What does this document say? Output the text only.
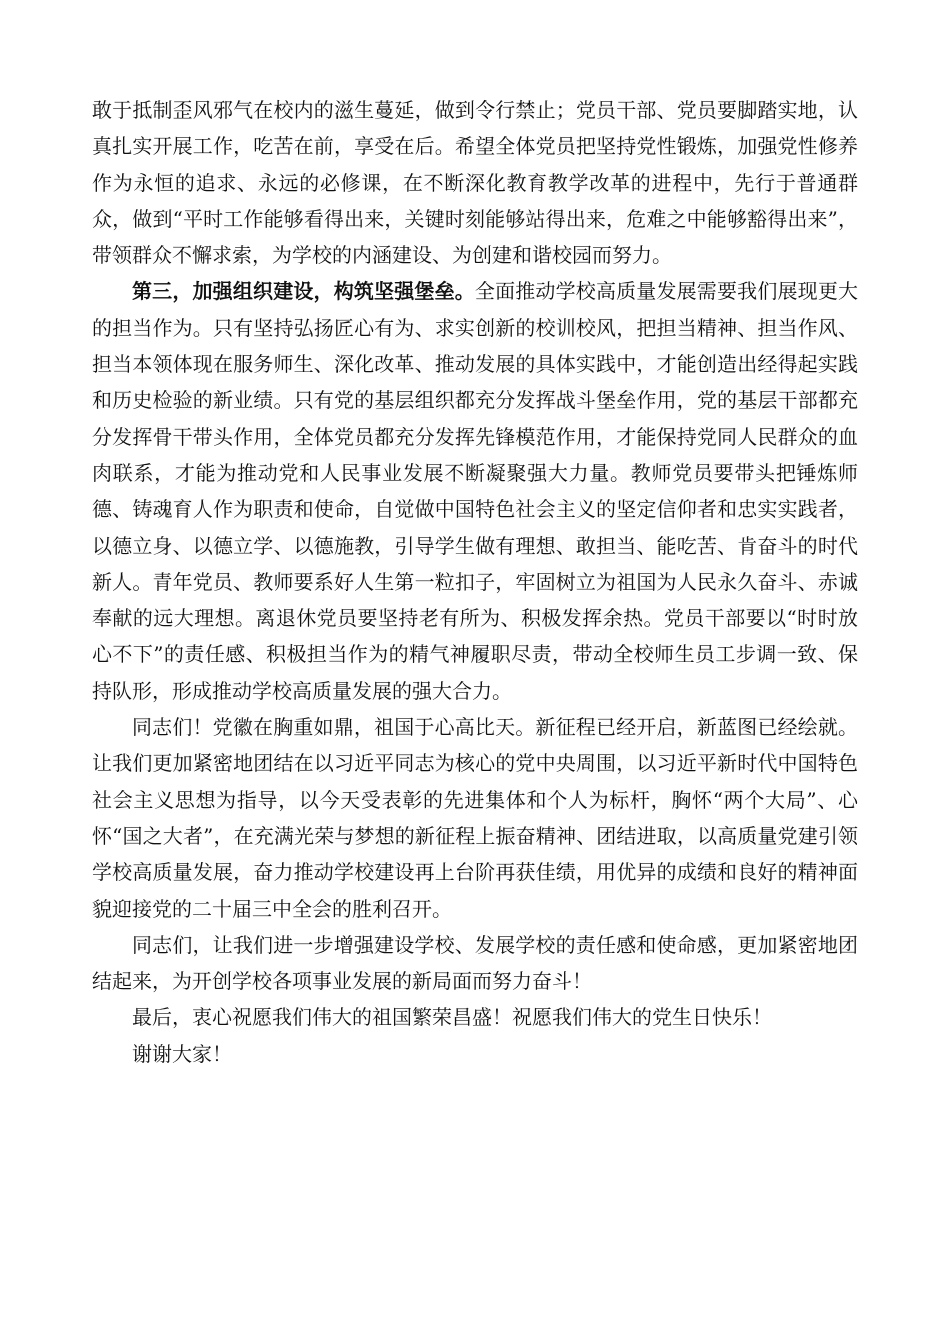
敢于抵制歪风邪气在校内的滋生蔓延，做到令行禁止；党员干部、党员要脚踏实地，认真扎实开展工作，吃苦在前，享受在后。希望全体党员把坚持党性锻炼，加强党性修养作为永恒的追求、永远的必修课，在不断深化教育教学改革的进程中，先行于普通群众，做到“平时工作能够看得出来，关键时刻能够站得出来，危难之中能够豁得出来”，带领群众不懈求索，为学校的内涵建设、为创建和谐校园而努力。

第三，加强组织建设，构筑坚强堡垒。全面推动学校高质量发展需要我们展现更大的担当作为。只有坚持弘扬匠心有为、求实创新的校训校风，把担当精神、担当作风、担当本领体现在服务师生、深化改革、推动发展的具体实践中，才能创造出经得起实践和历史检验的新业绩。只有党的基层组织都充分发挥战斗堡垒作用，党的基层干部都充分发挥骨干带头作用，全体党员都充分发挥先锋模范作用，才能保持党同人民群众的血肉联系，才能为推动党和人民事业发展不断凝聚强大力量。教师党员要带头把锤炼师德、铸魂育人作为职责和使命，自觉做中国特色社会主义的坚定信仰者和忠实实践者，以德立身、以德立学、以德施教，引导学生做有理想、敢担当、能吃苦、肯奋斗的时代新人。青年党员、教师要系好人生第一粒扣子，牢固树立为祖国为人民永久奋斗、赤诚奉献的远大理想。离退休党员要坚持老有所为、积极发挥余热。党员干部要以“时时放心不下”的责任感、积极担当作为的精气神履职尽责，带动全校师生员工步调一致、保持队形，形成推动学校高质量发展的强大合力。

同志们！党徽在胸重如鼎，祖国于心高比天。新征程已经开启，新蓝图已经绘就。让我们更加紧密地团结在以习近平同志为核心的党中央周围，以习近平新时代中国特色社会主义思想为指导，以今天受表彰的先进集体和个人为标杆，胸怀“两个大局”、心怀“国之大者”，在充满光荣与梦想的新征程上振奋精神、团结进取，以高质量党建引领学校高质量发展，奋力推动学校建设再上台阶再获佳绩，用优异的成绩和良好的精神面貌迎接党的二十届三中全会的胜利召开。

同志们，让我们进一步增强建设学校、发展学校的责任感和使命感，更加紧密地团结起来，为开创学校各项事业发展的新局面而努力奋斗！

最后，衷心祝愿我们伟大的祖国繁荣昌盛！祝愿我们伟大的党生日快乐！

谢谢大家！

**Exercise aim:** Restate each of the entries above word for word and skip every image.

**Exercise output:**
What does this document say? Output the text only.
敢于抵制歪风邪气在校内的滋生蔓延，做到令行禁止；党员干部、党员要脚踏实地，认真扎实开展工作，吃苦在前，享受在后。希望全体党员把坚持党性锻炼，加强党性修养作为永恒的追求、永远的必修课，在不断深化教育教学改革的进程中，先行于普通群众，做到“平时工作能够看得出来，关键时刻能够站得出来，危难之中能够豁得出来”，带领群众不懈求索，为学校的内涵建设、为创建和谐校园而努力。

第三，加强组织建设，构筑坚强堡垒。全面推动学校高质量发展需要我们展现更大的担当作为。只有坚持弘扬匠心有为、求实创新的校训校风，把担当精神、担当作风、担当本领体现在服务师生、深化改革、推动发展的具体实践中，才能创造出经得起实践和历史检验的新业绩。只有党的基层组织都充分发挥战斗堡垒作用，党的基层干部都充分发挥骨干带头作用，全体党员都充分发挥先锋模范作用，才能保持党同人民群众的血肉联系，才能为推动党和人民事业发展不断凝聚强大力量。教师党员要带头把锤炼师德、铸魂育人作为职责和使命，自觉做中国特色社会主义的坚定信仰者和忠实实践者，以德立身、以德立学、以德施教，引导学生做有理想、敢担当、能吃苦、肯奋斗的时代新人。青年党员、教师要系好人生第一粒扣子，牢固树立为祖国为人民永久奋斗、赤诚奉献的远大理想。离退休党员要坚持老有所为、积极发挥余热。党员干部要以“时时放心不下”的责任感、积极担当作为的精气神履职尽责，带动全校师生员工步调一致、保持队形，形成推动学校高质量发展的强大合力。

同志们！党徽在胸重如鼎，祖国于心高比天。新征程已经开启，新蓝图已经绘就。让我们更加紧密地团结在以习近平同志为核心的党中央周围，以习近平新时代中国特色社会主义思想为指导，以今天受表彰的先进集体和个人为标杆，胸怀“两个大局”、心怀“国之大者”，在充满光荣与梦想的新征程上振奋精神、团结进取，以高质量党建引领学校高质量发展，奋力推动学校建设再上台阶再获佳绩，用优异的成绩和良好的精神面貌迎接党的二十届三中全会的胜利召开。

同志们，让我们进一步增强建设学校、发展学校的责任感和使命感，更加紧密地团结起来，为开创学校各项事业发展的新局面而努力奋斗！

最后，衷心祝愿我们伟大的祖国繁荣昌盛！祝愿我们伟大的党生日快乐！

谢谢大家！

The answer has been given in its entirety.